═══ EXTRACTED INFORMATION ═══
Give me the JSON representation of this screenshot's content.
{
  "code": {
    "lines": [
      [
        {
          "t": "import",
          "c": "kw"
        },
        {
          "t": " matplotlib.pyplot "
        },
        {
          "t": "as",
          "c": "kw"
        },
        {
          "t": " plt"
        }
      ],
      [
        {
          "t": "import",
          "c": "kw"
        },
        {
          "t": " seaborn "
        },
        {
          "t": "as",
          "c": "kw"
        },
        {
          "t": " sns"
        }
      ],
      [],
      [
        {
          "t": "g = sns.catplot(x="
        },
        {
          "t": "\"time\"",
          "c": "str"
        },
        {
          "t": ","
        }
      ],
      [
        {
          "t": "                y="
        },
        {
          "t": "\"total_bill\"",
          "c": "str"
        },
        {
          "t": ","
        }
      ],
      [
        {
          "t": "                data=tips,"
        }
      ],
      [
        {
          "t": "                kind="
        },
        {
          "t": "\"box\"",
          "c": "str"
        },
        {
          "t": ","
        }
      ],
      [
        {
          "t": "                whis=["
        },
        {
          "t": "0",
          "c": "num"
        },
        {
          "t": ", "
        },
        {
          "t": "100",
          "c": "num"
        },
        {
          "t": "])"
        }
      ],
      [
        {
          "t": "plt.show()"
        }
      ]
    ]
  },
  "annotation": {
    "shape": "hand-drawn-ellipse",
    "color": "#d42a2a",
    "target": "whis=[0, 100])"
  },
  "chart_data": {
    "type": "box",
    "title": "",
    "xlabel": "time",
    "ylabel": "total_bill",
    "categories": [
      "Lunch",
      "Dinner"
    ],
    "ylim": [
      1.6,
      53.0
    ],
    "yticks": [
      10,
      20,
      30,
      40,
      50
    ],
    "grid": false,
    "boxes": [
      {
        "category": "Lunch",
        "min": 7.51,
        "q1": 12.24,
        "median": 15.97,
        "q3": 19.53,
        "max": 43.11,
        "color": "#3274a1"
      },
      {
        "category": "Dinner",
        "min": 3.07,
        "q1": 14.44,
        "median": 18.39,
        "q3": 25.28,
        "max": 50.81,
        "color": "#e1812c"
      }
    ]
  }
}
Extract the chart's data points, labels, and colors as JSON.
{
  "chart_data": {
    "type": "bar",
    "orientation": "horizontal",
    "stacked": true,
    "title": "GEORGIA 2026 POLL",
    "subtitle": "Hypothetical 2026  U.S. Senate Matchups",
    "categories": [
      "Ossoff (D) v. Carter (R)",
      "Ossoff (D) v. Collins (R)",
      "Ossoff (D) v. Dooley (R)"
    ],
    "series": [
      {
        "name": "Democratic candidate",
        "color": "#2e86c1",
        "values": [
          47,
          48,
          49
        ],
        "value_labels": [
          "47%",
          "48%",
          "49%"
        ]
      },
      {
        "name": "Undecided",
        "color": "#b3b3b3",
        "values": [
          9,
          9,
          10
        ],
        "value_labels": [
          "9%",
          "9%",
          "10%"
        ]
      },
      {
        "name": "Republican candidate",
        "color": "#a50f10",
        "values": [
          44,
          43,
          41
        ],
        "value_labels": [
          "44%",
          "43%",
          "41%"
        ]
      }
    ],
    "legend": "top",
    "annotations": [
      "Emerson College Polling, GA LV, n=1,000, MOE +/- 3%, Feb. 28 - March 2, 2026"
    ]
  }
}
═══
WRITTEN INSTRUCTION — Give only the count of lines in which the string "name" appears.

EXERCISE OUTPUT — 3